● Challenge
Your task is to repeat the listing exactly.

Data records:
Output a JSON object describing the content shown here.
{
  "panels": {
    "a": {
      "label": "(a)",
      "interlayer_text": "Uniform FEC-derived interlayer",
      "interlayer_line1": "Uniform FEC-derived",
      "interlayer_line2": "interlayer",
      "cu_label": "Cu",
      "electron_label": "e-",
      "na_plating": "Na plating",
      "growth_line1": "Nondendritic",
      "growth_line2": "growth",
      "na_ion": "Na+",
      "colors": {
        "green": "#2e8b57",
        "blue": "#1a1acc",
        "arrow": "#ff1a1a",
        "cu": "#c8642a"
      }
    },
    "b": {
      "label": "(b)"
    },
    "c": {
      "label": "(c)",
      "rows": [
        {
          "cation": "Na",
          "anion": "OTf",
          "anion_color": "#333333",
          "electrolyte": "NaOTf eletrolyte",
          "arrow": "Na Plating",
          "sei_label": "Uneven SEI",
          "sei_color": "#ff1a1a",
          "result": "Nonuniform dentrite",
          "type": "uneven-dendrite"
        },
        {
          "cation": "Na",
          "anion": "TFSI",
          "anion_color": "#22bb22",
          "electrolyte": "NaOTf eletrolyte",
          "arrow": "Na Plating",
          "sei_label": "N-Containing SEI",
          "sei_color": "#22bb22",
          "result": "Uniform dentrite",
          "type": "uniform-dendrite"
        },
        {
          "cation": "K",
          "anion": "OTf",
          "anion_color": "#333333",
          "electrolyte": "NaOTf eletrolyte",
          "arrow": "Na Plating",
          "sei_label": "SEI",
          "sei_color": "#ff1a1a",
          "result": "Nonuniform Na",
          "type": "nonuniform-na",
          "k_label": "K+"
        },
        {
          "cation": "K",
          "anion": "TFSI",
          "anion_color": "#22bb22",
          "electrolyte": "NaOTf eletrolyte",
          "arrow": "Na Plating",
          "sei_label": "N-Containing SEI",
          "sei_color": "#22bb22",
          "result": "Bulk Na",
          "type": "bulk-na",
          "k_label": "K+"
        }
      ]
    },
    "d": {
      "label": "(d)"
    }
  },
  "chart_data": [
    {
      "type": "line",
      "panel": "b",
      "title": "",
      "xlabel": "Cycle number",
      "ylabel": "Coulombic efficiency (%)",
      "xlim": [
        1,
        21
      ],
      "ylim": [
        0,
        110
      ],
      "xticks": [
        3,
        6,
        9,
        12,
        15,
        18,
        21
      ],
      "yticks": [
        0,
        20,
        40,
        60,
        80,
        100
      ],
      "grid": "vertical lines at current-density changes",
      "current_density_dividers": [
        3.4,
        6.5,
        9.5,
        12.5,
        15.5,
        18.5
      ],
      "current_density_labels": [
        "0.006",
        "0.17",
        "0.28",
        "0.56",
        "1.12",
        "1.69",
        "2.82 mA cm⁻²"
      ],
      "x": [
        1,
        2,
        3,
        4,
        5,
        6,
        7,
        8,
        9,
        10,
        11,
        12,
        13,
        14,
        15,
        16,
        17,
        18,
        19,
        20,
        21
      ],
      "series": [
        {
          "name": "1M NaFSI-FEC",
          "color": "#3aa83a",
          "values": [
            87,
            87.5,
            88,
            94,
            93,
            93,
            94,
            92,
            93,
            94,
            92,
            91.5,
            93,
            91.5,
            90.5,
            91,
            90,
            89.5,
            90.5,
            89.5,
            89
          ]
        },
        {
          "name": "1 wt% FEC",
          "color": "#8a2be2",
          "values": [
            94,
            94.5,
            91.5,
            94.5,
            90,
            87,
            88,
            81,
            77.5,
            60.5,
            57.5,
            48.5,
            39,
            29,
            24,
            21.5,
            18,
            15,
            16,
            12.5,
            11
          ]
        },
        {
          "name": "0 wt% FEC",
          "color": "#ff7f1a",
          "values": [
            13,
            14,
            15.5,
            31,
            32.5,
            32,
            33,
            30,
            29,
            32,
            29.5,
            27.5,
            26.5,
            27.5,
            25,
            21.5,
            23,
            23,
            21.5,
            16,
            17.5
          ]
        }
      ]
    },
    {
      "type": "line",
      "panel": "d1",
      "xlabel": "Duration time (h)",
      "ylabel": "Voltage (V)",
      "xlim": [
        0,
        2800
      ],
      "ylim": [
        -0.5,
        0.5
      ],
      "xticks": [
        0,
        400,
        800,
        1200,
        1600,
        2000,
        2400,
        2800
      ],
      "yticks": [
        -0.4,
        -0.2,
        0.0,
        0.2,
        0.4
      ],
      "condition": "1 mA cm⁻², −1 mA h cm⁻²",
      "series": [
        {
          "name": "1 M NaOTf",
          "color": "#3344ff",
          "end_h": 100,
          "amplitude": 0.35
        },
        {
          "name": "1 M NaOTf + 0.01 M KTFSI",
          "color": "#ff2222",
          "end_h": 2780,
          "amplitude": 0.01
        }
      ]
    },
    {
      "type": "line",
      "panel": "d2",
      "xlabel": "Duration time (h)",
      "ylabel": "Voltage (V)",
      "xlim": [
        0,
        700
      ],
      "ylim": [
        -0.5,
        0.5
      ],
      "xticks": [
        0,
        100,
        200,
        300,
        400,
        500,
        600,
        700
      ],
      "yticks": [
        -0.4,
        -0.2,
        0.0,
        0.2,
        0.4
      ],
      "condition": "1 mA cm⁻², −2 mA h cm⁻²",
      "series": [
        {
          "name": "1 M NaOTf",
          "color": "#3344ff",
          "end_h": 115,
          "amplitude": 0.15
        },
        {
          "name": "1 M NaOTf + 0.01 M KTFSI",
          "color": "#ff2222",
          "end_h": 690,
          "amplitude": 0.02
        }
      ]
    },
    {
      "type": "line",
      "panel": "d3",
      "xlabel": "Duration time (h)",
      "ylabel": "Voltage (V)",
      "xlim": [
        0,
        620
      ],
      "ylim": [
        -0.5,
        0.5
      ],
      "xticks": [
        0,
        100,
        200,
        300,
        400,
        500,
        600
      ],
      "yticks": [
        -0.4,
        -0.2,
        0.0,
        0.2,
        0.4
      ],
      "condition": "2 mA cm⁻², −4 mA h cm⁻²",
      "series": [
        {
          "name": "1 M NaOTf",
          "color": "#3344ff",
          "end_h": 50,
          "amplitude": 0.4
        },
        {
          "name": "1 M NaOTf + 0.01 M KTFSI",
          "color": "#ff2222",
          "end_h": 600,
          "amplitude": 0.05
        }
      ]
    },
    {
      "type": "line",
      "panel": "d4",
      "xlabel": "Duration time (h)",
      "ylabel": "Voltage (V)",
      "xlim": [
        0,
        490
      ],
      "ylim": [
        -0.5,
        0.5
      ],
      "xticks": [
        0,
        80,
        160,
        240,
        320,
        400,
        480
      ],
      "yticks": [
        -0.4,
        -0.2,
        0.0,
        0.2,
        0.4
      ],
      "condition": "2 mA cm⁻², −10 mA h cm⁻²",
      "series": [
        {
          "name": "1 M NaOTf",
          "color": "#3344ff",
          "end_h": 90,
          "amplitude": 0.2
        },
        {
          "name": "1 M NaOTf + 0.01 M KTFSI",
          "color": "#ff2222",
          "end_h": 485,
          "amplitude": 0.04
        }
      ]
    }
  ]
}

● The output
Output a JSON object describing the content shown here.
{
  "panels": {
    "a": {
      "label": "(a)",
      "interlayer_text": "Uniform FEC-derived interlayer",
      "interlayer_line1": "Uniform FEC-derived",
      "interlayer_line2": "interlayer",
      "cu_label": "Cu",
      "electron_label": "e-",
      "na_plating": "Na plating",
      "growth_line1": "Nondendritic",
      "growth_line2": "growth",
      "na_ion": "Na+",
      "colors": {
        "green": "#2e8b57",
        "blue": "#1a1acc",
        "arrow": "#ff1a1a",
        "cu": "#c8642a"
      }
    },
    "b": {
      "label": "(b)"
    },
    "c": {
      "label": "(c)",
      "rows": [
        {
          "cation": "Na",
          "anion": "OTf",
          "anion_color": "#333333",
          "electrolyte": "NaOTf eletrolyte",
          "arrow": "Na Plating",
          "sei_label": "Uneven SEI",
          "sei_color": "#ff1a1a",
          "result": "Nonuniform dentrite",
          "type": "uneven-dendrite"
        },
        {
          "cation": "Na",
          "anion": "TFSI",
          "anion_color": "#22bb22",
          "electrolyte": "NaOTf eletrolyte",
          "arrow": "Na Plating",
          "sei_label": "N-Containing SEI",
          "sei_color": "#22bb22",
          "result": "Uniform dentrite",
          "type": "uniform-dendrite"
        },
        {
          "cation": "K",
          "anion": "OTf",
          "anion_color": "#333333",
          "electrolyte": "NaOTf eletrolyte",
          "arrow": "Na Plating",
          "sei_label": "SEI",
          "sei_color": "#ff1a1a",
          "result": "Nonuniform Na",
          "type": "nonuniform-na",
          "k_label": "K+"
        },
        {
          "cation": "K",
          "anion": "TFSI",
          "anion_color": "#22bb22",
          "electrolyte": "NaOTf eletrolyte",
          "arrow": "Na Plating",
          "sei_label": "N-Containing SEI",
          "sei_color": "#22bb22",
          "result": "Bulk Na",
          "type": "bulk-na",
          "k_label": "K+"
        }
      ]
    },
    "d": {
      "label": "(d)"
    }
  },
  "chart_data": [
    {
      "type": "line",
      "panel": "b",
      "title": "",
      "xlabel": "Cycle number",
      "ylabel": "Coulombic efficiency (%)",
      "xlim": [
        1,
        21
      ],
      "ylim": [
        0,
        110
      ],
      "xticks": [
        3,
        6,
        9,
        12,
        15,
        18,
        21
      ],
      "yticks": [
        0,
        20,
        40,
        60,
        80,
        100
      ],
      "grid": "vertical lines at current-density changes",
      "current_density_dividers": [
        3.4,
        6.5,
        9.5,
        12.5,
        15.5,
        18.5
      ],
      "current_density_labels": [
        "0.006",
        "0.17",
        "0.28",
        "0.56",
        "1.12",
        "1.69",
        "2.82 mA cm⁻²"
      ],
      "x": [
        1,
        2,
        3,
        4,
        5,
        6,
        7,
        8,
        9,
        10,
        11,
        12,
        13,
        14,
        15,
        16,
        17,
        18,
        19,
        20,
        21
      ],
      "series": [
        {
          "name": "1M NaFSI-FEC",
          "color": "#3aa83a",
          "values": [
            87,
            87.5,
            88,
            94,
            93,
            93,
            94,
            92,
            93,
            94,
            92,
            91.5,
            93,
            91.5,
            90.5,
            91,
            90,
            89.5,
            90.5,
            89.5,
            89
          ]
        },
        {
          "name": "1 wt% FEC",
          "color": "#8a2be2",
          "values": [
            94,
            94.5,
            91.5,
            94.5,
            90,
            87,
            88,
            81,
            77.5,
            60.5,
            57.5,
            48.5,
            39,
            29,
            24,
            21.5,
            18,
            15,
            16,
            12.5,
            11
          ]
        },
        {
          "name": "0 wt% FEC",
          "color": "#ff7f1a",
          "values": [
            13,
            14,
            15.5,
            31,
            32.5,
            32,
            33,
            30,
            29,
            32,
            29.5,
            27.5,
            26.5,
            27.5,
            25,
            21.5,
            23,
            23,
            21.5,
            16,
            17.5
          ]
        }
      ]
    },
    {
      "type": "line",
      "panel": "d1",
      "xlabel": "Duration time (h)",
      "ylabel": "Voltage (V)",
      "xlim": [
        0,
        2800
      ],
      "ylim": [
        -0.5,
        0.5
      ],
      "xticks": [
        0,
        400,
        800,
        1200,
        1600,
        2000,
        2400,
        2800
      ],
      "yticks": [
        -0.4,
        -0.2,
        0.0,
        0.2,
        0.4
      ],
      "condition": "1 mA cm⁻², −1 mA h cm⁻²",
      "series": [
        {
          "name": "1 M NaOTf",
          "color": "#3344ff",
          "end_h": 100,
          "amplitude": 0.35
        },
        {
          "name": "1 M NaOTf + 0.01 M KTFSI",
          "color": "#ff2222",
          "end_h": 2780,
          "amplitude": 0.01
        }
      ]
    },
    {
      "type": "line",
      "panel": "d2",
      "xlabel": "Duration time (h)",
      "ylabel": "Voltage (V)",
      "xlim": [
        0,
        700
      ],
      "ylim": [
        -0.5,
        0.5
      ],
      "xticks": [
        0,
        100,
        200,
        300,
        400,
        500,
        600,
        700
      ],
      "yticks": [
        -0.4,
        -0.2,
        0.0,
        0.2,
        0.4
      ],
      "condition": "1 mA cm⁻², −2 mA h cm⁻²",
      "series": [
        {
          "name": "1 M NaOTf",
          "color": "#3344ff",
          "end_h": 115,
          "amplitude": 0.15
        },
        {
          "name": "1 M NaOTf + 0.01 M KTFSI",
          "color": "#ff2222",
          "end_h": 690,
          "amplitude": 0.02
        }
      ]
    },
    {
      "type": "line",
      "panel": "d3",
      "xlabel": "Duration time (h)",
      "ylabel": "Voltage (V)",
      "xlim": [
        0,
        620
      ],
      "ylim": [
        -0.5,
        0.5
      ],
      "xticks": [
        0,
        100,
        200,
        300,
        400,
        500,
        600
      ],
      "yticks": [
        -0.4,
        -0.2,
        0.0,
        0.2,
        0.4
      ],
      "condition": "2 mA cm⁻², −4 mA h cm⁻²",
      "series": [
        {
          "name": "1 M NaOTf",
          "color": "#3344ff",
          "end_h": 50,
          "amplitude": 0.4
        },
        {
          "name": "1 M NaOTf + 0.01 M KTFSI",
          "color": "#ff2222",
          "end_h": 600,
          "amplitude": 0.05
        }
      ]
    },
    {
      "type": "line",
      "panel": "d4",
      "xlabel": "Duration time (h)",
      "ylabel": "Voltage (V)",
      "xlim": [
        0,
        490
      ],
      "ylim": [
        -0.5,
        0.5
      ],
      "xticks": [
        0,
        80,
        160,
        240,
        320,
        400,
        480
      ],
      "yticks": [
        -0.4,
        -0.2,
        0.0,
        0.2,
        0.4
      ],
      "condition": "2 mA cm⁻², −10 mA h cm⁻²",
      "series": [
        {
          "name": "1 M NaOTf",
          "color": "#3344ff",
          "end_h": 90,
          "amplitude": 0.2
        },
        {
          "name": "1 M NaOTf + 0.01 M KTFSI",
          "color": "#ff2222",
          "end_h": 485,
          "amplitude": 0.04
        }
      ]
    }
  ]
}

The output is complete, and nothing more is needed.